■ **DATA IN THIS EXERCISE**
______________________________

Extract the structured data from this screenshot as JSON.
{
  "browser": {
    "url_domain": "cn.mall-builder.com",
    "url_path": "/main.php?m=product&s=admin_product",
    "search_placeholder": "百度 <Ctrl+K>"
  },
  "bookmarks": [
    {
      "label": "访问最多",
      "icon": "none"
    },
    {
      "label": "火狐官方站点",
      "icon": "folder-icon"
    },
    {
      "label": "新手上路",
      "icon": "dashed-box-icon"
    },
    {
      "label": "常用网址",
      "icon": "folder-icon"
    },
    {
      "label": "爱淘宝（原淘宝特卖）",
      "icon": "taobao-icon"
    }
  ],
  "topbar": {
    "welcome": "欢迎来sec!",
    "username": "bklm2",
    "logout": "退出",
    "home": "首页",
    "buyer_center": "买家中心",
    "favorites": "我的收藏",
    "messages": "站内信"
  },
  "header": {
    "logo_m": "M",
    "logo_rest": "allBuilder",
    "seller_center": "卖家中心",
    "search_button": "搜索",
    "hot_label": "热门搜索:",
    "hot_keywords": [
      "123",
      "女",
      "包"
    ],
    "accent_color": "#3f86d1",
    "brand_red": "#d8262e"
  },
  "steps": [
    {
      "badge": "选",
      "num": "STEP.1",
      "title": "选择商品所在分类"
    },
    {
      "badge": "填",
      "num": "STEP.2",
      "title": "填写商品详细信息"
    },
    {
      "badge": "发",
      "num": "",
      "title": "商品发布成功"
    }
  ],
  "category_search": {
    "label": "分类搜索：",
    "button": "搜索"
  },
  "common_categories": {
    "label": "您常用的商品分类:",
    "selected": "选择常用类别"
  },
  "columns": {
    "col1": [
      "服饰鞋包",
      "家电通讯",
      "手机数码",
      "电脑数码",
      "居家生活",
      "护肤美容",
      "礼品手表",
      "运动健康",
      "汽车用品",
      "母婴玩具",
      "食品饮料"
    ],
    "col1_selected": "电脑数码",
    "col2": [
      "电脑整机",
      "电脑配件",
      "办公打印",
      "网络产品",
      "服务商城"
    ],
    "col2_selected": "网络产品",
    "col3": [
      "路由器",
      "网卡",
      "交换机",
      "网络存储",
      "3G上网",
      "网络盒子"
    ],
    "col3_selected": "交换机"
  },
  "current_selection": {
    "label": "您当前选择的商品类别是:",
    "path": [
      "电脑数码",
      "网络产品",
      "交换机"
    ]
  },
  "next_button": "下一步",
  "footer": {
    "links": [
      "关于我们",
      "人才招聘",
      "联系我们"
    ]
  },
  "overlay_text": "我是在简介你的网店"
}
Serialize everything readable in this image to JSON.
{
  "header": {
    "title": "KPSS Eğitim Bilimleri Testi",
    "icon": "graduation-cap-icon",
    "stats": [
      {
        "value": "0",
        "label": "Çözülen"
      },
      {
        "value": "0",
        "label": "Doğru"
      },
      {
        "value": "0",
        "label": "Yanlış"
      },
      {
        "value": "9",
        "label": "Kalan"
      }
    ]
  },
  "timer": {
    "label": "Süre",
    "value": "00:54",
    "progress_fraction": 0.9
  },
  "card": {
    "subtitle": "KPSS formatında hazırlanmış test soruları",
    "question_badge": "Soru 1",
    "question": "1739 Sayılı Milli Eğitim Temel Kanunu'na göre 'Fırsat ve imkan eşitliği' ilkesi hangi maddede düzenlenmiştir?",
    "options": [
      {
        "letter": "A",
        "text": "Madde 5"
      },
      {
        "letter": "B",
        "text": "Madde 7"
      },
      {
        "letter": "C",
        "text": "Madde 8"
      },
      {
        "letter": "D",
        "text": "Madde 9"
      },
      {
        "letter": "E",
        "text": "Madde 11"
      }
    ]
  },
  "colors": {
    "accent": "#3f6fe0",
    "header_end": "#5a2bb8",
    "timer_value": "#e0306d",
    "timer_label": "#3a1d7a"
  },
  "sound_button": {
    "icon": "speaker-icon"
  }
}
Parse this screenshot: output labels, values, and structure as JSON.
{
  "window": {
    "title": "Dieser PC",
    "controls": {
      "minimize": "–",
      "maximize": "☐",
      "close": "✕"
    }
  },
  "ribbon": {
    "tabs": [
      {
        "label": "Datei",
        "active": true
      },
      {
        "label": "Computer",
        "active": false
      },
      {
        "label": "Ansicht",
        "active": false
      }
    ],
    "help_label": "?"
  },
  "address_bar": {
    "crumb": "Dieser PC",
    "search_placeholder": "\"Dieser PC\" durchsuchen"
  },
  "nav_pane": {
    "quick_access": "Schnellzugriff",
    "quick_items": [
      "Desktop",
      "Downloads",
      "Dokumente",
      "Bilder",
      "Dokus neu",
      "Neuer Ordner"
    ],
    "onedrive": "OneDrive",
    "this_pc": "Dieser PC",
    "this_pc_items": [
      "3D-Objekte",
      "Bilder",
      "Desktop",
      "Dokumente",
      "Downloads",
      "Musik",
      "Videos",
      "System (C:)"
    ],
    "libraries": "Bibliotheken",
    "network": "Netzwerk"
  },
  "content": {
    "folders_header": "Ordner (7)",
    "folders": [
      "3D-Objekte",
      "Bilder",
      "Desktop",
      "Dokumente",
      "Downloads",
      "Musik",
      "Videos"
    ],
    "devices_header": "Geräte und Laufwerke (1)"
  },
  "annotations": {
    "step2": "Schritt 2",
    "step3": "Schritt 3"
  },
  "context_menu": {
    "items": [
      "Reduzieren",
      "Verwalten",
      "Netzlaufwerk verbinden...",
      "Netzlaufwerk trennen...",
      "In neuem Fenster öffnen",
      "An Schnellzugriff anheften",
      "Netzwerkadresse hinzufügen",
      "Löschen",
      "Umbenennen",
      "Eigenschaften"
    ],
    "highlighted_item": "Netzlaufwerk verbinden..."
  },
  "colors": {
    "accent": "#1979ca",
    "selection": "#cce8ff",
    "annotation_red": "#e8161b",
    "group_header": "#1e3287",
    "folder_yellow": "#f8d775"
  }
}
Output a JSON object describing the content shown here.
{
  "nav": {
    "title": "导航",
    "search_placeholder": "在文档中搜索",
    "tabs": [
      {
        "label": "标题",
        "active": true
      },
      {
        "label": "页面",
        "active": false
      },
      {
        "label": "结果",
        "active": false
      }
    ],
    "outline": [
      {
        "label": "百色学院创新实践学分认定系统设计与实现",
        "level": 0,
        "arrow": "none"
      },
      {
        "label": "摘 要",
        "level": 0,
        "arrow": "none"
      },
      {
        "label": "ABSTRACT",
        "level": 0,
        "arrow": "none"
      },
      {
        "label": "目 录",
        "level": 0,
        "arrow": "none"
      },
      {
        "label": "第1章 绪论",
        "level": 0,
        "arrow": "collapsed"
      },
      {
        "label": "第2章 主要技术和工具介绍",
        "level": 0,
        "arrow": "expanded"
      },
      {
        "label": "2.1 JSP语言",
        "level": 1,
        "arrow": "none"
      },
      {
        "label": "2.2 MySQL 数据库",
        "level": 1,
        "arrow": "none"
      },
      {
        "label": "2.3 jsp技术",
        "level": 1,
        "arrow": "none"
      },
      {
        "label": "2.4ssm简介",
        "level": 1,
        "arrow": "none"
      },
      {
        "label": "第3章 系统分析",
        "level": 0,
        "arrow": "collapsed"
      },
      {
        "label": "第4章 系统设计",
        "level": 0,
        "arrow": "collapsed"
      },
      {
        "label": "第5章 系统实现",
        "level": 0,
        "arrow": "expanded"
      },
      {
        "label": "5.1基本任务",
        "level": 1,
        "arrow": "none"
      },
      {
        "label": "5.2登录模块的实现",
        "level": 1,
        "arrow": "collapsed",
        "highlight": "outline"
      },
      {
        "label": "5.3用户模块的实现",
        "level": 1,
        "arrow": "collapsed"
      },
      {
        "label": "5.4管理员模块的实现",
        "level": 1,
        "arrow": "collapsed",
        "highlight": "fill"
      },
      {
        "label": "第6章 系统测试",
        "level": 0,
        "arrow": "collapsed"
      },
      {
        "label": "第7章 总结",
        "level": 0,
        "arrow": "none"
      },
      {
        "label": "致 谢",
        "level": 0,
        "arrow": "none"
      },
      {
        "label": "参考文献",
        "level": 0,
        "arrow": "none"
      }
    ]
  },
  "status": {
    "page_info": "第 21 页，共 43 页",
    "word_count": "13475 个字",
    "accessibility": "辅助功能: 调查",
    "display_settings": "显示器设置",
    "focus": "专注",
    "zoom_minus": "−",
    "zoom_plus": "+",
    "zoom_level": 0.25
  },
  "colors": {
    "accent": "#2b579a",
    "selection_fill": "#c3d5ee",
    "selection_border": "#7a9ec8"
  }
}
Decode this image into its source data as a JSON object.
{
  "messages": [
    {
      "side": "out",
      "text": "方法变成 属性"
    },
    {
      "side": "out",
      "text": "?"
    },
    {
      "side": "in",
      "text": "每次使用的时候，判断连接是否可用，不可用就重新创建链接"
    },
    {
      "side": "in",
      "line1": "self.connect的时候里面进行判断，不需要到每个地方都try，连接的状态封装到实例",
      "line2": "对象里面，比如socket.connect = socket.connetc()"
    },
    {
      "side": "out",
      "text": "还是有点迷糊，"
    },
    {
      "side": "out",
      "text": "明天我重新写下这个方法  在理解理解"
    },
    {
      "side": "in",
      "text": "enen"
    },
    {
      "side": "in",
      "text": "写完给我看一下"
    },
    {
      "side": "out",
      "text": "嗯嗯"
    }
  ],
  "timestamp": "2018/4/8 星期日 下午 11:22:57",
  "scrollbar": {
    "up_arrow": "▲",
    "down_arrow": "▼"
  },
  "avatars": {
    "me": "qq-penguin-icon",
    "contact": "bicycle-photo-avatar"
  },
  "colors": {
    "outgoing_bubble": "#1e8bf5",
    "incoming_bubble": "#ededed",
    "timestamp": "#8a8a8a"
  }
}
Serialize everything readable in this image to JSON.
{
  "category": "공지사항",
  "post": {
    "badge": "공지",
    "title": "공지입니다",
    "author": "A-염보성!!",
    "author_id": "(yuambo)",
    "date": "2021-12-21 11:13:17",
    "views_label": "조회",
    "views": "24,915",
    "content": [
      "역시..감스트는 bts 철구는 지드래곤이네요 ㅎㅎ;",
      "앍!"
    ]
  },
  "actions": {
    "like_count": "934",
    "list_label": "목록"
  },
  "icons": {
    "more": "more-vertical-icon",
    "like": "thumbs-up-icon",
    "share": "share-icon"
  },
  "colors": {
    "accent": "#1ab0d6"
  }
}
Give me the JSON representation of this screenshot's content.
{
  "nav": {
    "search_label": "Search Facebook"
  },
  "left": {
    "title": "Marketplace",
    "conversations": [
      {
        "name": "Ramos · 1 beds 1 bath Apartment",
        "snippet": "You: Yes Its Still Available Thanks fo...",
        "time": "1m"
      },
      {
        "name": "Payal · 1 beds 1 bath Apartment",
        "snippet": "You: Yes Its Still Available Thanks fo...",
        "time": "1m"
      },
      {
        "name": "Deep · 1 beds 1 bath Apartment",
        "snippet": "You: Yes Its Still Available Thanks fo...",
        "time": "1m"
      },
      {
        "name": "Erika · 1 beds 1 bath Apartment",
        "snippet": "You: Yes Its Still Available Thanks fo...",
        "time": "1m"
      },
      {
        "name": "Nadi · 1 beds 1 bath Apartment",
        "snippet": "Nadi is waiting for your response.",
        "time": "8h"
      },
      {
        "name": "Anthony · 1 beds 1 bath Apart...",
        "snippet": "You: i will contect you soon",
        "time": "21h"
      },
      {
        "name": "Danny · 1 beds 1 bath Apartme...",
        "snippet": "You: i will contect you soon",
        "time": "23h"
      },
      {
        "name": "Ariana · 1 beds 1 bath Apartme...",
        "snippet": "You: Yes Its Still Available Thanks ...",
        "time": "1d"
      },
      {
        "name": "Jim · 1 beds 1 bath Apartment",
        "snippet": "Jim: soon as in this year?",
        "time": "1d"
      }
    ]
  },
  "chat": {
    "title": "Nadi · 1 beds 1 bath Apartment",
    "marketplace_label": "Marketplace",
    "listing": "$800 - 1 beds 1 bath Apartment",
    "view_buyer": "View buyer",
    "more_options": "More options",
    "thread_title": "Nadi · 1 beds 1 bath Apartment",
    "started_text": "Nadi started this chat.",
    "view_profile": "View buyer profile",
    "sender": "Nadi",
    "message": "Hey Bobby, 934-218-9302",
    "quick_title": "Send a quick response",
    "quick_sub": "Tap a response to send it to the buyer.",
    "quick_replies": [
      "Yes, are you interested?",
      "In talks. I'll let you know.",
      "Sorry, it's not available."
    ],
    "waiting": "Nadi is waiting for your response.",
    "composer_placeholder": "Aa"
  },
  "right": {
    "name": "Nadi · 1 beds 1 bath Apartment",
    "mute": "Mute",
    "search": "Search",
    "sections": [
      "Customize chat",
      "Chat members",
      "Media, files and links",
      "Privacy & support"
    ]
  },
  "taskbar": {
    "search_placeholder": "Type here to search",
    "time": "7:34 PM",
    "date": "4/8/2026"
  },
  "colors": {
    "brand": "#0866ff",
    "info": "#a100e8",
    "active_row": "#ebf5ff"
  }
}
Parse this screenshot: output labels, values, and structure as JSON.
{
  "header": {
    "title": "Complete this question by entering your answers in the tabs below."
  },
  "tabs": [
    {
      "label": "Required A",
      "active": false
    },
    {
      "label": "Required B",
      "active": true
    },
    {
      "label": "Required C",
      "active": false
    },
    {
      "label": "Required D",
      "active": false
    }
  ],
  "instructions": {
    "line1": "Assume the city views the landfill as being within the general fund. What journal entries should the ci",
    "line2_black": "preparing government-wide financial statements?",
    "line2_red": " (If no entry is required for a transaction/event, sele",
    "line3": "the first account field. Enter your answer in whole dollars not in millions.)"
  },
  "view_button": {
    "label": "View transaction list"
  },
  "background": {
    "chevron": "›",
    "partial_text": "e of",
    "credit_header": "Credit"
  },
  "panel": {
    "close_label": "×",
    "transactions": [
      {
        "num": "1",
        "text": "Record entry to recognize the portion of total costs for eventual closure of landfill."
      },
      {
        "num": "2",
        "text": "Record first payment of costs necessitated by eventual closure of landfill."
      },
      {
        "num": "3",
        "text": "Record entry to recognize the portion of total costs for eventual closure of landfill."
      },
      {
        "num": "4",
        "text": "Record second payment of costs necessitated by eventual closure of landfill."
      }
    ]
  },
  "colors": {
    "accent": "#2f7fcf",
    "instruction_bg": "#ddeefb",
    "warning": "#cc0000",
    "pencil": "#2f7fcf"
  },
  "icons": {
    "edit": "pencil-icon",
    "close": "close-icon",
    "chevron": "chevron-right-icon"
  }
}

______________________________

■ **WORK INSTRUCTIONS**
Scan the data above; copy every line where "KPSS" appears.

■ **SOLUTION FOR THIS EXERCISE**
    "title": "KPSS Eğitim Bilimleri Testi",
    "subtitle": "KPSS formatında hazırlanmış test soruları",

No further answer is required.